Task directions » Where the data below has the string "verwenden", return the whole line.

# start of Entries

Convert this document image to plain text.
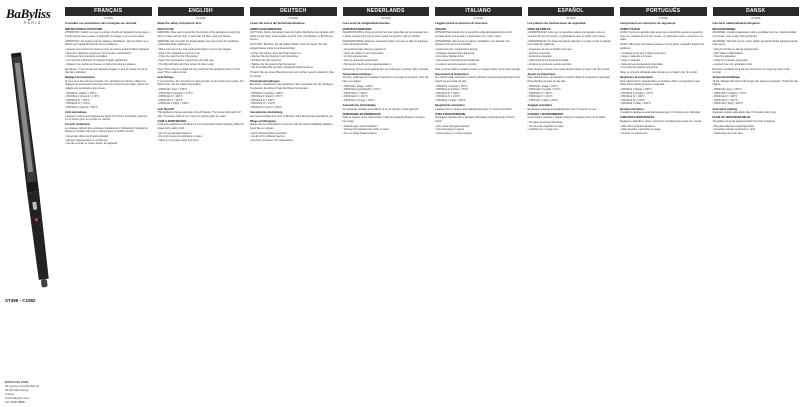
BaByliss
PARIS
ST496 - C1082
BABYLISS SARL
99 avenue Aristide Briand
92120 Montrouge
France
www.babyliss.com
Tel: 0800 8888
FRANÇAIS
ST496E
Consultez ces précautions des consignes de sécurité.
INSTRUCTIONS D'UTILISATION
ATTENTION ! Veillez à ce que la surface chauffe de l'appareil n'entre pas en contact direct avec la peau en particulier du visage, le cou ou les mains.
ATTENTION ! Ne touchez pas les plaques chauffantes. Ne les plaisez ni ne laissez pas l'appareil branché sans surveillance.
• Assurez-vous d'avoir les cheveux secs et propres avant d'utiliser l'appareil.
• Branchez l'appareil et appuyez sur le bouton marche/arrêt.
• Choisissez la température souhaitée.
• Les témoins s'allument et l'appareil chauffe rapidement.
• Séparez une mèche de cheveux et placez-la entre les plaques.
Remarque : il est normal que l'appareil dégage un peu de fumée lors de la première utilisation.
Réglages de température
Si vous avez des cheveux bouclés, fins, décolorés ou colorés, utilisez les réglages de température plus bas. Pour des cheveux plus épais, utilisez les réglages de température plus élevés.
• PROFILE I (faible) = 150°C
• PROFILE II (moyen) = 170°C
• PROFILE III = 190°C
• PROFILE IV = 210°C
• PROFILE V (élevé) = 230°C
Arrêt automatique
L'appareil s'éteint automatiquement après 72 minutes d'inactivité. Appuyez sur le bouton pour le remettre en marche.
Conseils d'utilisation
Les plaques doivent être nettoyées régulièrement. Débranchez l'appareil et laissez-le refroidir avant de le nettoyer avec un chiffon humide.
• Ne jamais utiliser de produits abrasifs.
• Ranger l'appareil dans un endroit sec.
• Ne pas enrouler le cordon autour de l'appareil.
ENGLISH
ST496E
Read the safety instructions first.
HOW TO USE
WARNING: Take care to avoid the hot surface of the appliance coming into direct contact with the skin, in particular the face, neck and hands.
WARNING: Do not touch the heated plates and never leave the appliance unattended while switched on.
• Make sure hair is dry and combed through to remove any tangles.
• Plug in the straightener and turn it on.
• Press the switch to the ON position.
• Select the temperature required for your hair type.
• The light will flash and then remain lit when ready.
Note: There may be a slight burning smell from the appliance when it's first used. This is quite normal.
Heat Settings
If you have fine, thin, bleached or coloured hair use the lower heat setting. For thicker hair, use the higher heat setting.
• PROFILE I (low) = 150°C
• PROFILE II (medium) = 170°C
• PROFILE III = 190°C
• PROFILE IV = 210°C
• PROFILE V (high) = 230°C
Auto Shut-Off
This appliance has an automatic shut-off feature. The product will switch off after 72 minutes without use. Press the switch again to restart.
CARE & MAINTENANCE
Unplug the appliance and allow it to cool completely before cleaning. Wipe the plates with a damp cloth.
• Do not use abrasive cleaners.
• Do not immerse the appliance in water.
• Store in a dry place away from heat.
DEUTSCH
ST496E
Lesen Sie zuerst die Sicherheitshinweise.
GEBRAUCHSANWEISUNG
ACHTUNG: Achten Sie darauf, dass die heiße Oberfläche des Gerätes nicht direkt mit der Haut, insbesondere Gesicht, Hals und Händen, in Berührung kommt.
ACHTUNG: Berühren Sie die heißen Platten nicht und lassen Sie das eingeschaltete Gerät nie unbeaufsichtigt.
• Achten Sie darauf, dass das Haar trocken ist.
• Stecken Sie den Stecker in die Steckdose.
• Schalten Sie das Gerät ein.
• Wählen Sie die gewünschte Temperatur.
• Die Kontrollleuchte leuchtet, sobald das Gerät bereit ist.
Hinweis: Bei der ersten Benutzung kann ein leichter Geruch entstehen. Dies ist normal.
Temperatureinstellungen
Bei feinem, blondiertem oder gefärbtem Haar verwenden Sie die niedrigere Temperatur, bei dickem Haar die höhere Temperatur.
• PROFILE I (niedrig) = 150°C
• PROFILE II (mittel) = 170°C
• PROFILE III = 190°C
• PROFILE IV = 210°C
• PROFILE V (hoch) = 230°C
Automatische Abschaltung
Das Gerät schaltet sich nach 72 Minuten ohne Benutzung automatisch aus.
Pflege und Reinigung
Ziehen Sie den Netzstecker und lassen Sie das Gerät vollständig abkühlen, bevor Sie es reinigen.
• Keine Scheuermittel verwenden.
• Gerät nicht in Wasser tauchen.
• An einem trockenen Ort aufbewahren.
NEDERLANDS
ST496E
Lees eerst de veiligheidsinstructies.
GEBRUIKSAANWIJZING
WAARSCHUWING: Zorg ervoor dat het hete oppervlak van het apparaat niet in direct contact komt met de huid, vooral met gezicht, hals en handen.
WAARSCHUWING: Raak de verwarmde platen niet aan en laat het apparaat nooit onbeheerd achter.
• Zorg dat het haar droog en gekamd is.
• Steek de stekker in het stopcontact.
• Zet het apparaat aan.
• Kies de gewenste temperatuur.
• Het lampje brandt als het apparaat klaar is.
Opmerking: bij het eerste gebruik kan een lichte geur ontstaan. Dit is normaal.
Temperatuurinstellingen
Voor fijn, geblondeerd of gekleurd haar kiest u een lage temperatuur. Voor dik haar een hogere.
• PROFILE I (laag) = 150°C
• PROFILE II (gemiddeld) = 170°C
• PROFILE III = 190°C
• PROFILE IV = 210°C
• PROFILE V (hoog) = 230°C
Automatische uitschakeling
Het apparaat schakelt automatisch uit na 72 minuten zonder gebruik.
VERZORGING EN ONDERHOUD
Haal de stekker uit het stopcontact en laat het apparaat afkoelen voordat u het reinigt.
• Gebruik geen schuurmiddelen.
• Dompel het apparaat niet onder in water.
• Op een droge plaats bewaren.
ITALIANO
ST496E
Leggere prima le istruzioni di sicurezza.
UTILIZZO
ATTENZIONE: Evitare che la superficie calda dell'apparecchio entri in contatto diretto con la pelle, in particolare viso, collo e mani.
ATTENZIONE: Non toccare le piastre riscaldanti e non lasciare mai l'apparecchio acceso incustodito.
• Assicurarsi che i capelli siano asciutti.
• Collegare l'apparecchio alla presa.
• Accendere l'apparecchio.
• Selezionare la temperatura desiderata.
• La spia si accende quando è pronto.
Nota: al primo utilizzo potrebbe esserci un leggero odore. È del tutto normale.
Impostazioni di temperatura
Per capelli sottili, decolorati o colorati utilizzare la temperatura più bassa. Per capelli spessi quella più alta.
• PROFILE I (bassa) = 150°C
• PROFILE II (media) = 170°C
• PROFILE III = 190°C
• PROFILE IV = 210°C
• PROFILE V (alta) = 230°C
Spegnimento automatico
L'apparecchio si spegne automaticamente dopo 72 minuti di inutilizzo.
CURA E MANUTENZIONE
Scollegare l'apparecchio e lasciarlo raffreddare completamente prima di pulirlo.
• Non usare detergenti abrasivi.
• Non immergere in acqua.
• Conservare in un luogo asciutto.
ESPAÑOL
ST496E
Lea primero las instrucciones de seguridad.
MODO DE EMPLEO
¡ADVERTENCIA!: Evite que la superficie caliente del aparato entre en contacto directo con la piel, en particular la cara, el cuello y las manos.
¡ADVERTENCIA!: No toque las placas calientes y no deje nunca el aparato encendido sin vigilancia.
• Asegúrese de que el cabello esté seco.
• Enchufe el aparato.
• Encienda el aparato.
• Seleccione la temperatura deseada.
• El piloto se enciende cuando está listo.
Nota: durante el primer uso puede desprenderse un ligero olor. Es normal.
Ajustes de temperatura
Para cabellos finos, decolorados o teñidos utilice la temperatura más baja. Para cabellos gruesos la más alta.
• PROFILE I (baja) = 150°C
• PROFILE II (media) = 170°C
• PROFILE III = 190°C
• PROFILE IV = 210°C
• PROFILE V (alta) = 230°C
Apagado automático
El aparato se apaga automáticamente tras 72 minutos sin uso.
CUIDADO Y MANTENIMIENTO
Desenchufe el aparato y déjelo enfriar por completo antes de limpiarlo.
• No utilice productos abrasivos.
• No sumerja el aparato en agua.
• Guárdelo en un lugar seco.
PORTUGUÊS
ST496E
Leia primeiro as instruções de segurança.
COMO UTILIZAR
AVISO: Tenha em atenção para evitar que a superfície quente do aparelho entre em contacto directo com a pele, em particular a cara, o pescoço e as mãos.
AVISO: Não toque nas placas quentes e nunca deixe o aparelho ligado sem vigilância.
• Certifique-se de que o cabelo está seco.
• Ligue o aparelho à tomada.
• Ligue o aparelho.
• Seleccione a temperatura pretendida.
• A luz acende quando está pronto.
Nota: na primeira utilização pode libertar-se um ligeiro odor. É normal.
Regulações de temperatura
Para cabelos finos, descolorados ou pintados utilize a temperatura mais baixa. Para cabelos grossos a mais alta.
• PROFILE I (baixa) = 150°C
• PROFILE II (média) = 170°C
• PROFILE III = 190°C
• PROFILE IV = 210°C
• PROFILE V (alta) = 230°C
Desligar automático
O aparelho desliga-se automaticamente após 72 minutos sem utilização.
CUIDADOS E MANUTENÇÃO
Desligue o aparelho e deixe-o arrefecer completamente antes de o limpar.
• Não utilize produtos abrasivos.
• Não mergulhe o aparelho em água.
• Guarde num local seco.
DANSK
ST496E
Læs først sikkerhedsanvisningerne.
BRUGSANVISNING
ADVARSEL: Undgå at apparatets varme overflade kommer i direkte kontakt med huden, især ansigt, hals og hænder.
ADVARSEL: Rør ikke ved de varme plader og efterlad aldrig apparatet tændt uden opsyn.
• Sørg for at håret er tørt og redt igennem.
• Sæt stikket i stikkontakten.
• Tænd for apparatet.
• Vælg den ønskede temperatur.
• Lampen lyser når apparatet er klar.
Bemærk: ved første brug kan der forekomme en svag lugt. Det er helt normalt.
Temperaturindstillinger
Til fint, afbleget eller farvet hår bruges den laveste temperatur. Til tykt hår den højeste.
• PROFILE I (lav) = 150°C
• PROFILE II (middel) = 170°C
• PROFILE III = 190°C
• PROFILE IV = 210°C
• PROFILE V (høj) = 230°C
Automatisk slukning
Apparatet slukker automatisk efter 72 minutter uden brug.
PLEJE OG VEDLIGEHOLDELSE
Tag stikket ud og lad apparatet køle helt af før rengøring.
• Brug ikke slibende rengøringsmidler.
• Apparatet må ikke nedsænkes i vand.
• Opbevares på et tørt sted.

# end of Entries

The output »
Bei feinem, blondiertem oder gefärbtem Haar verwenden Sie die niedrigere Temperatur, bei dickem Haar die höhere Temperatur.
• Keine Scheuermittel verwenden.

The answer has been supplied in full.